**Instructions for the task:** Find the line with "Read all visible content and emit it as JSON." in the data below. Repeat it and every line after it up to the end, exactly, but drop the pictures.

Data items:
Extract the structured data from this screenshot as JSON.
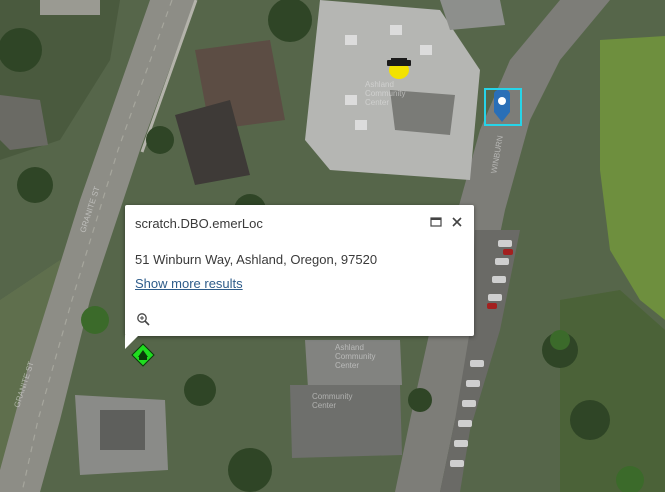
{
  "popup": {
    "title": "scratch.DBO.emerLoc",
    "address": "51 Winburn Way, Ashland, Oregon, 97520",
    "more_link": "Show more results"
  },
  "map_labels": {
    "granite_st_north": "GRANITE ST",
    "granite_st_south": "GRANITE ST",
    "winburn": "WINBURN",
    "ashland_community_center_1": "Ashland Community Center",
    "ashland_community_center_2": "Ashland Community Center",
    "community_center": "Community Center"
  },
  "icons": {
    "maximize": "maximize-icon",
    "close": "close-icon",
    "zoom": "zoom-in-icon",
    "pin": "map-pin-icon",
    "emergency": "emergency-location-icon",
    "vehicle": "vehicle-icon"
  },
  "colors": {
    "selection": "#27d4e8",
    "pin": "#2a6fb7",
    "emergency": "#1fdc1f",
    "vehicle": "#f2e200",
    "link": "#2e5c8a"
  }
}
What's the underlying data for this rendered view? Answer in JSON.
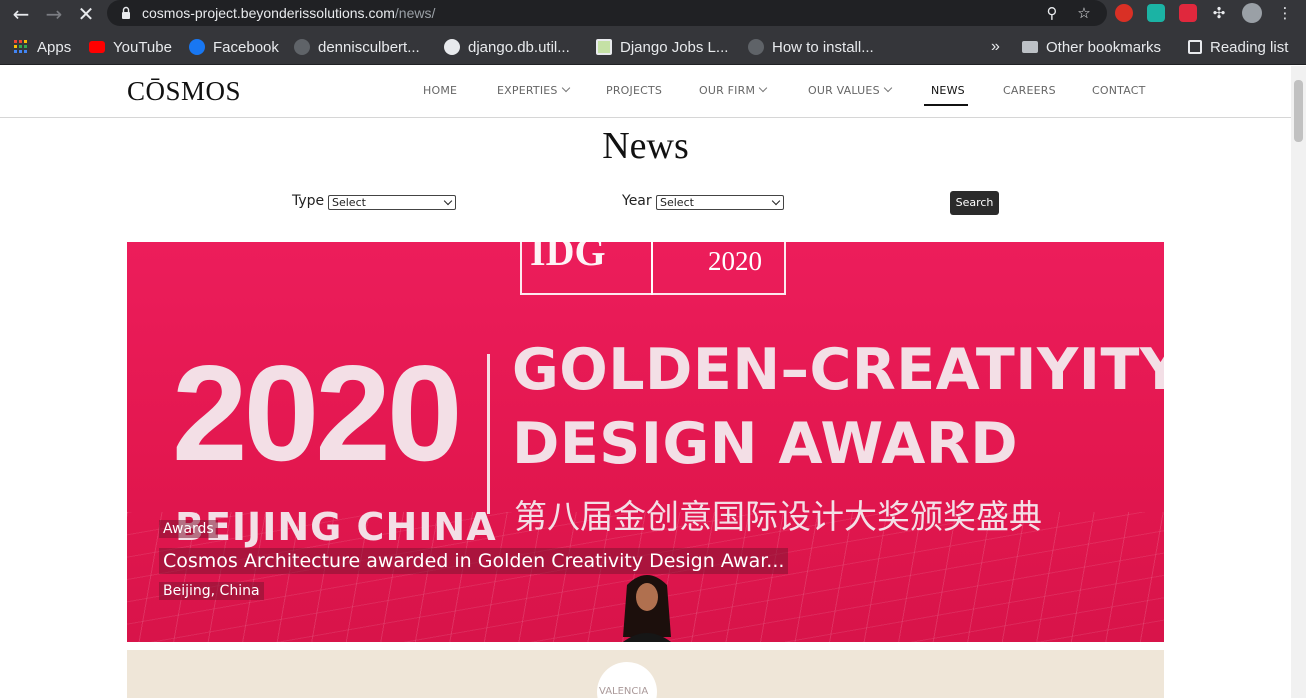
{
  "browser": {
    "url_domain": "cosmos-project.beyonderissolutions.com",
    "url_path": "/news/",
    "bookmarks": [
      {
        "label": "Apps",
        "icon": "apps-grid-icon"
      },
      {
        "label": "YouTube",
        "icon": "youtube-icon"
      },
      {
        "label": "Facebook",
        "icon": "facebook-icon"
      },
      {
        "label": "dennisculbert...",
        "icon": "github-icon"
      },
      {
        "label": "django.db.util...",
        "icon": "globe-icon"
      },
      {
        "label": "Django Jobs L...",
        "icon": "document-icon"
      },
      {
        "label": "How to install...",
        "icon": "github-icon"
      }
    ],
    "overflow": "»",
    "other_bookmarks": "Other bookmarks",
    "reading_list": "Reading list"
  },
  "site": {
    "logo": "CŌSMOS",
    "menu": [
      {
        "label": "HOME",
        "dropdown": false
      },
      {
        "label": "EXPERTIES",
        "dropdown": true
      },
      {
        "label": "PROJECTS",
        "dropdown": false
      },
      {
        "label": "OUR FIRM",
        "dropdown": true
      },
      {
        "label": "OUR VALUES",
        "dropdown": true
      },
      {
        "label": "NEWS",
        "dropdown": false,
        "active": true
      },
      {
        "label": "CAREERS",
        "dropdown": false
      },
      {
        "label": "CONTACT",
        "dropdown": false
      }
    ]
  },
  "page": {
    "title": "News",
    "filters": {
      "type_label": "Type",
      "type_value": "Select",
      "year_label": "Year",
      "year_value": "Select",
      "search_label": "Search"
    }
  },
  "featured": {
    "image_text": {
      "year_big": "2020",
      "sign_year": "2020",
      "sign_left": "IDG",
      "line1": "GOLDEN–CREATIYITY",
      "line2": "DESIGN AWARD",
      "city": "BEIJING CHINA",
      "chinese": "第八届金创意国际设计大奖颁奖盛典"
    },
    "category": "Awards",
    "headline": "Cosmos Architecture awarded in Golden Creativity Design Awar...",
    "location": "Beijing, China"
  },
  "next_card": {
    "text": "VALENCIA"
  },
  "colors": {
    "chrome_bg": "#35363a",
    "omnibox_bg": "#202124",
    "hero_red": "#e3174f",
    "search_btn": "#2b2b2b"
  }
}
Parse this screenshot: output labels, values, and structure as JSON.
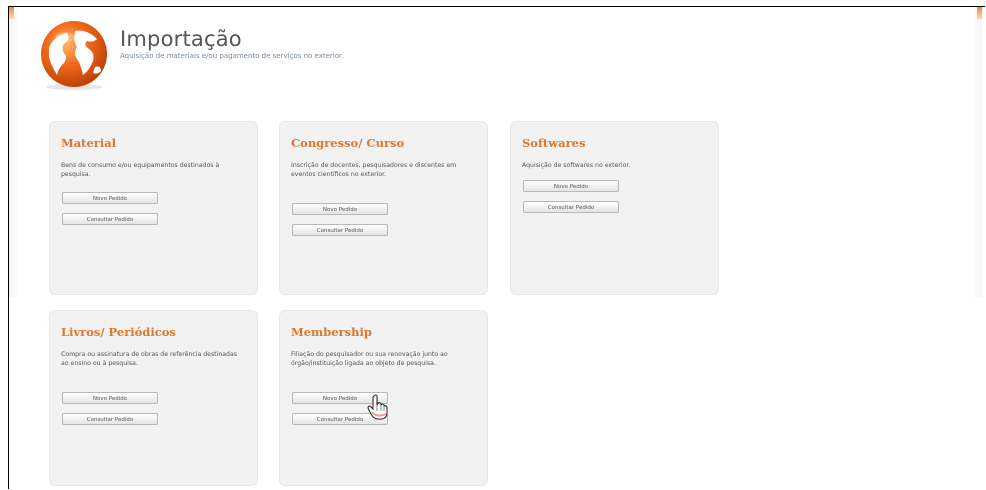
{
  "header": {
    "title": "Importação",
    "subtitle": "Aquisição de materiais e/ou pagamento de serviços no exterior."
  },
  "cards": [
    {
      "title": "Material",
      "description": "Bens de consumo e/ou equipamentos destinados à pesquisa.",
      "new_label": "Novo Pedido",
      "consult_label": "Consultar Pedido"
    },
    {
      "title": "Congresso/ Curso",
      "description": "Inscrição de docentes, pesquisadores e discentes em eventos científicos no exterior.",
      "new_label": "Novo Pedido",
      "consult_label": "Consultar Pedido"
    },
    {
      "title": "Softwares",
      "description": "Aquisição de softwares no exterior.",
      "new_label": "Novo Pedido",
      "consult_label": "Consultar Pedido"
    },
    {
      "title": "Livros/ Periódicos",
      "description": "Compra ou assinatura de obras de referência destinadas ao ensino ou à pesquisa.",
      "new_label": "Novo Pedido",
      "consult_label": "Consultar Pedido"
    },
    {
      "title": "Membership",
      "description": "Filiação do pesquisador ou sua renovação junto ao órgão/instituição ligada ao objeto de pesquisa.",
      "new_label": "Novo Pedido",
      "consult_label": "Consultar Pedido"
    }
  ],
  "colors": {
    "accent": "#e0762a",
    "card_bg": "#f2f2f2"
  },
  "icons": {
    "logo": "globe-icon",
    "pointer": "hand-cursor-icon"
  }
}
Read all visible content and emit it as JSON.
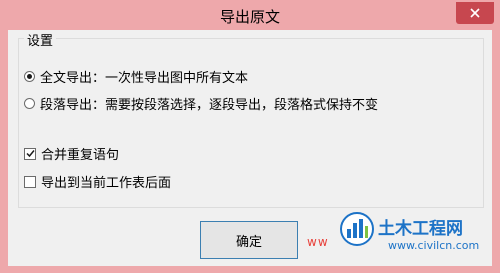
{
  "window": {
    "title": "导出原文",
    "close_icon": "close-icon"
  },
  "group": {
    "legend": "设置",
    "options": [
      {
        "label": "全文导出：一次性导出图中所有文本",
        "selected": true
      },
      {
        "label": "段落导出：需要按段落选择，逐段导出，段落格式保持不变",
        "selected": false
      }
    ],
    "checkboxes": [
      {
        "label": "合并重复语句",
        "checked": true
      },
      {
        "label": "导出到当前工作表后面",
        "checked": false
      }
    ]
  },
  "buttons": {
    "ok_label": "确定"
  },
  "watermark": {
    "prefix": "ww",
    "site_name": "土木工程网",
    "url": "www.civilcn.com"
  },
  "colors": {
    "titlebar": "#eea8ab",
    "close_button": "#c7474f",
    "client_bg": "#f0f0f0",
    "watermark_blue": "#1d73c7"
  }
}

**Task solution:**
Read all visible content and emit it as JSON.
{
  "window": {
    "title": "导出原文",
    "close_icon": "close-icon"
  },
  "group": {
    "legend": "设置",
    "options": [
      {
        "label": "全文导出：一次性导出图中所有文本",
        "selected": true
      },
      {
        "label": "段落导出：需要按段落选择，逐段导出，段落格式保持不变",
        "selected": false
      }
    ],
    "checkboxes": [
      {
        "label": "合并重复语句",
        "checked": true
      },
      {
        "label": "导出到当前工作表后面",
        "checked": false
      }
    ]
  },
  "buttons": {
    "ok_label": "确定"
  },
  "watermark": {
    "prefix": "ww",
    "site_name": "土木工程网",
    "url": "www.civilcn.com"
  },
  "colors": {
    "titlebar": "#eea8ab",
    "close_button": "#c7474f",
    "client_bg": "#f0f0f0",
    "watermark_blue": "#1d73c7"
  }
}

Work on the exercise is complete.